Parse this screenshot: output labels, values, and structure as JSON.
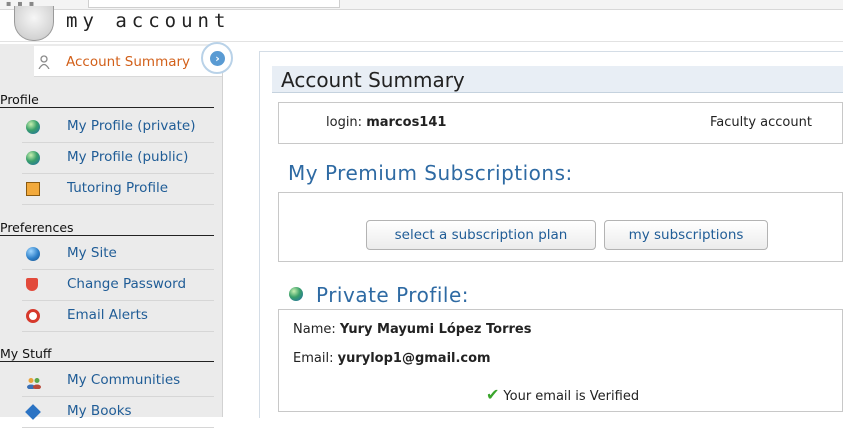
{
  "app": {
    "title": "my account"
  },
  "sidebar": {
    "active_item": {
      "label": "Account Summary",
      "icon": "person-icon"
    },
    "sections": [
      {
        "title": "Profile",
        "items": [
          {
            "label": "My Profile (private)",
            "icon": "globe-icon"
          },
          {
            "label": "My Profile (public)",
            "icon": "globe-icon"
          },
          {
            "label": "Tutoring Profile",
            "icon": "card-icon"
          }
        ]
      },
      {
        "title": "Preferences",
        "items": [
          {
            "label": "My Site",
            "icon": "globe-icon"
          },
          {
            "label": "Change Password",
            "icon": "shield-icon"
          },
          {
            "label": "Email Alerts",
            "icon": "clock-icon"
          }
        ]
      },
      {
        "title": "My Stuff",
        "items": [
          {
            "label": "My Communities",
            "icon": "people-icon"
          },
          {
            "label": "My Books",
            "icon": "book-icon"
          }
        ]
      }
    ]
  },
  "main": {
    "title": "Account Summary",
    "login": {
      "label": "login:",
      "value": "marcos141",
      "account_type": "Faculty account"
    },
    "subscriptions": {
      "heading": "My Premium Subscriptions:",
      "select_plan_label": "select a subscription plan",
      "my_subscriptions_label": "my subscriptions"
    },
    "private_profile": {
      "heading": "Private Profile:",
      "name_label": "Name:",
      "name_value": "Yury Mayumi López Torres",
      "email_label": "Email:",
      "email_value": "yurylop1@gmail.com",
      "verified_text": "Your email is Verified"
    }
  }
}
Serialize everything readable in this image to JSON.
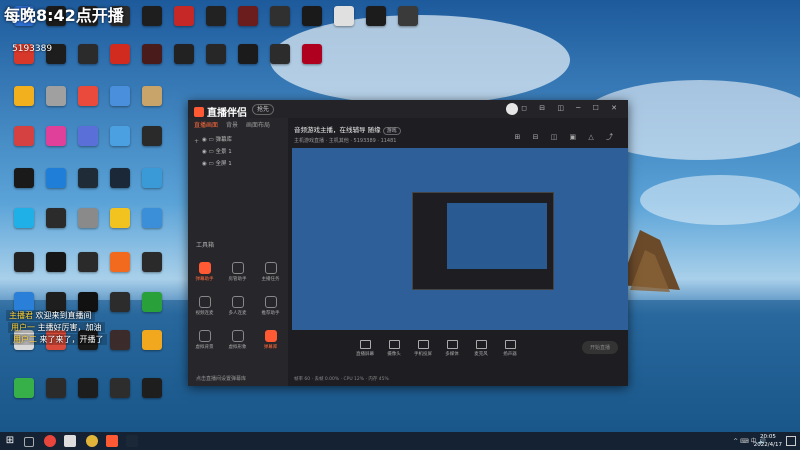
{
  "overlay": {
    "title": "每晚8:42点开播",
    "room_id": "5193389"
  },
  "desktop_icons": [
    {
      "label": "",
      "color": "#2e6fd4"
    },
    {
      "label": "",
      "color": "#1b1b1b"
    },
    {
      "label": "",
      "color": "#1f1f1f"
    },
    {
      "label": "",
      "color": "#2a2a2a"
    },
    {
      "label": "",
      "color": "#1e1e1e"
    },
    {
      "label": "",
      "color": "#c62828"
    },
    {
      "label": "",
      "color": "#222"
    },
    {
      "label": "",
      "color": "#6b1c1c"
    },
    {
      "label": "",
      "color": "#303030"
    },
    {
      "label": "",
      "color": "#1a1a1a"
    },
    {
      "label": "",
      "color": "#e0e0e0"
    },
    {
      "label": "",
      "color": "#1c1c1c"
    },
    {
      "label": "",
      "color": "#3a3a3a"
    },
    {
      "label": "",
      "color": "#d8382a"
    },
    {
      "label": "",
      "color": "#1d1d1d"
    },
    {
      "label": "",
      "color": "#2b2b2b"
    },
    {
      "label": "",
      "color": "#d12b1f"
    },
    {
      "label": "",
      "color": "#4a1b1b"
    },
    {
      "label": "",
      "color": "#222"
    },
    {
      "label": "",
      "color": "#272727"
    },
    {
      "label": "",
      "color": "#1b1b1b"
    },
    {
      "label": "",
      "color": "#2c2c2c"
    },
    {
      "label": "",
      "color": "#b00020"
    },
    {
      "label": "",
      "color": "#f2b01e"
    },
    {
      "label": "",
      "color": "#a0a0a0"
    },
    {
      "label": "",
      "color": "#e94a3c"
    },
    {
      "label": "",
      "color": "#4a8fdc"
    },
    {
      "label": "",
      "color": "#c8a36a"
    },
    {
      "label": "",
      "color": "#d54040"
    },
    {
      "label": "",
      "color": "#e0409a"
    },
    {
      "label": "",
      "color": "#5a6fd8"
    },
    {
      "label": "",
      "color": "#4aa0e0"
    },
    {
      "label": "",
      "color": "#2a2a2a"
    },
    {
      "label": "",
      "color": "#1a1a1a"
    },
    {
      "label": "",
      "color": "#1f7fd8"
    },
    {
      "label": "",
      "color": "#202b38"
    },
    {
      "label": "",
      "color": "#1b2838"
    },
    {
      "label": "",
      "color": "#3a9ad8"
    },
    {
      "label": "",
      "color": "#1fb0e8"
    },
    {
      "label": "",
      "color": "#2b2b2b"
    },
    {
      "label": "",
      "color": "#8a8a8a"
    },
    {
      "label": "",
      "color": "#f2c21e"
    },
    {
      "label": "",
      "color": "#3a8fd8"
    },
    {
      "label": "",
      "color": "#222"
    },
    {
      "label": "",
      "color": "#161616"
    },
    {
      "label": "",
      "color": "#2a2a2a"
    },
    {
      "label": "",
      "color": "#f26a1e"
    },
    {
      "label": "",
      "color": "#2a2a2a"
    },
    {
      "label": "",
      "color": "#2a7fd8"
    },
    {
      "label": "",
      "color": "#1e1e1e"
    },
    {
      "label": "",
      "color": "#111"
    },
    {
      "label": "",
      "color": "#2c2c2c"
    },
    {
      "label": "",
      "color": "#2aa03a"
    },
    {
      "label": "",
      "color": "#d8d8d8"
    },
    {
      "label": "",
      "color": "#d84a3a"
    },
    {
      "label": "",
      "color": "#1a1a1a"
    },
    {
      "label": "",
      "color": "#3b2b2b"
    },
    {
      "label": "",
      "color": "#f2a81e"
    },
    {
      "label": "",
      "color": "#38b04a"
    },
    {
      "label": "",
      "color": "#2b2b2b"
    },
    {
      "label": "",
      "color": "#1d1d1d"
    },
    {
      "label": "",
      "color": "#2d2d2d"
    },
    {
      "label": "",
      "color": "#1e1e1e"
    },
    {
      "label": "",
      "color": "#d8241e"
    },
    {
      "label": "",
      "color": "#e8e8e8"
    },
    {
      "label": "",
      "color": "#1e6fd8"
    },
    {
      "label": "",
      "color": "#2a2a2a"
    },
    {
      "label": "",
      "color": "#8a1b1b"
    },
    {
      "label": "",
      "color": "#3a3a3a"
    },
    {
      "label": "",
      "color": "#222"
    },
    {
      "label": "",
      "color": "#202020"
    },
    {
      "label": "",
      "color": "#2b2b2b"
    }
  ],
  "app": {
    "logo_text": "直播伴侣",
    "version_tag": "抢先",
    "window_buttons": "◻ ⊟ ◫ ─ ☐ ✕",
    "side_tabs": [
      "直播画面",
      "背景",
      "画面布局",
      "+"
    ],
    "scenes": [
      "弹幕库",
      "全景 1",
      "全屏 1"
    ],
    "tools_title": "工具箱",
    "tools": [
      {
        "label": "弹幕助手",
        "hot": true
      },
      {
        "label": "房管助手",
        "hot": false
      },
      {
        "label": "主播任务",
        "hot": false
      },
      {
        "label": "视频连麦",
        "hot": false
      },
      {
        "label": "多人连麦",
        "hot": false
      },
      {
        "label": "推荐助手",
        "hot": false
      },
      {
        "label": "虚拟背景",
        "hot": false
      },
      {
        "label": "虚拟形象",
        "hot": false
      },
      {
        "label": "弹幕库",
        "hot": true
      }
    ],
    "side_footer": "点击直播间设置弹幕库",
    "main_title": "音频游戏主播，在线辅导 随缘",
    "main_tag": "游戏",
    "main_sub": "主机游戏直播 · 主机其他 · 5193389 · 11481",
    "main_icons": "⊞ ⊟ ◫ ▣ △ ⤴",
    "bottom_buttons": [
      "直播屏幕",
      "摄像头",
      "手机投屏",
      "多媒体",
      "麦克风",
      "扬声器"
    ],
    "start_live": "开始直播",
    "footer_stats": "帧率 60 · 丢帧 0.00% · CPU 12% · 内存 45%"
  },
  "danmaku": [
    {
      "name": "主播君",
      "text": "欢迎来到直播间"
    },
    {
      "name": "用户一",
      "text": "主播好厉害，加油"
    },
    {
      "name": "用户二",
      "text": "来了来了，开播了"
    }
  ],
  "taskbar": {
    "start": "⊞",
    "tray": "^ ⌨ 中 🔊",
    "time": "20:05",
    "date": "2022/4/17"
  }
}
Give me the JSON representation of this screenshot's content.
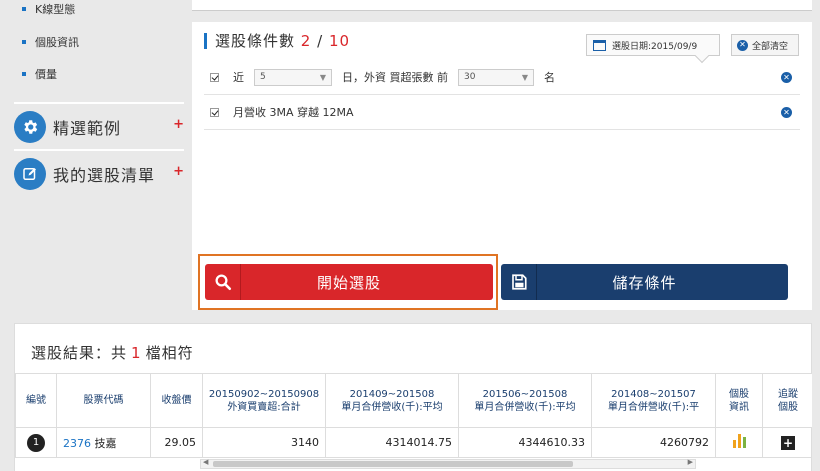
{
  "sidebar": {
    "sub_items": [
      "K線型態",
      "個股資訊",
      "價量"
    ],
    "groups": [
      {
        "label": "精選範例",
        "icon": "gear-icon"
      },
      {
        "label": "我的選股清單",
        "icon": "edit-icon"
      }
    ],
    "plus": "+"
  },
  "panel": {
    "title_prefix": "選股條件數",
    "count": "2",
    "separator": "/",
    "max": "10",
    "date_label": "選股日期:2015/09/9",
    "clear_label": "全部清空",
    "conditions": [
      {
        "pre": "近",
        "select1": "5",
        "mid": "日，外資 買超張數 前",
        "select2": "30",
        "post": "名"
      },
      {
        "text": "月營收 3MA 穿越 12MA"
      }
    ],
    "start_label": "開始選股",
    "save_label": "儲存條件"
  },
  "results": {
    "title_prefix": "選股結果：共",
    "count": "1",
    "title_suffix": "檔相符",
    "columns": [
      [
        "編號"
      ],
      [
        "股票代碼"
      ],
      [
        "收盤價"
      ],
      [
        "20150902~20150908",
        "外資買賣超:合計"
      ],
      [
        "201409~201508",
        "單月合併營收(千):平均"
      ],
      [
        "201506~201508",
        "單月合併營收(千):平均"
      ],
      [
        "201408~201507",
        "單月合併營收(千):平"
      ],
      [
        "個股",
        "資訊"
      ],
      [
        "追蹤",
        "個股"
      ]
    ],
    "rows": [
      {
        "rank": "1",
        "code": "2376",
        "name": "技嘉",
        "close": "29.05",
        "foreign": "3140",
        "rev1": "4314014.75",
        "rev2": "4344610.33",
        "rev3": "4260792"
      }
    ],
    "colors": {
      "bar_orange": "#f0a21c",
      "bar_green": "#7cb342"
    }
  },
  "colors": {
    "accent_red": "#d9262a",
    "navy": "#1a3e6e",
    "blue": "#1a73c4",
    "highlight": "#e07424"
  }
}
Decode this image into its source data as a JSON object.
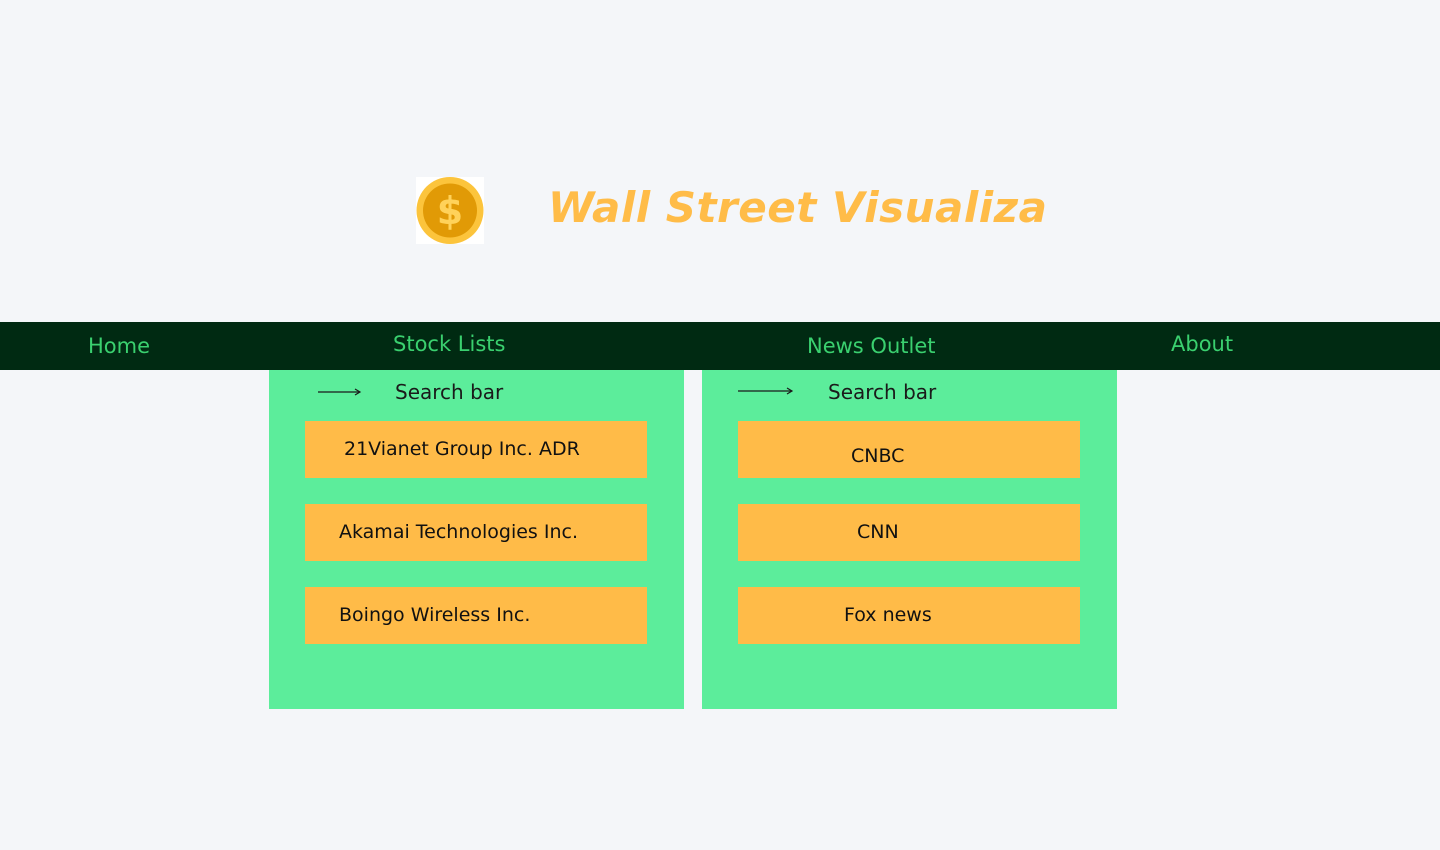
{
  "header": {
    "title": "Wall Street Visualiza",
    "logo_icon": "dollar-coin-icon"
  },
  "nav": {
    "home": "Home",
    "stock_lists": "Stock Lists",
    "news_outlet": "News Outlet",
    "about": "About"
  },
  "stocks_panel": {
    "search_label": "Search bar",
    "items": [
      "21Vianet Group Inc. ADR",
      "Akamai Technologies Inc.",
      "Boingo Wireless Inc."
    ]
  },
  "news_panel": {
    "search_label": "Search bar",
    "items": [
      "CNBC",
      "CNN",
      "Fox news"
    ]
  },
  "colors": {
    "background": "#f4f6f9",
    "title": "#ffbc48",
    "navbar": "#002a12",
    "nav_text": "#3ad06f",
    "panel": "#5ced9b",
    "item": "#ffbb48"
  }
}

────

EXERCISE PROMPT
Above are the records. Copy every line in them holding "image".

EXPECTED OUTPUT
Serialize everything readable in this image to JSON.
Decode this image into its source data as a JSON object.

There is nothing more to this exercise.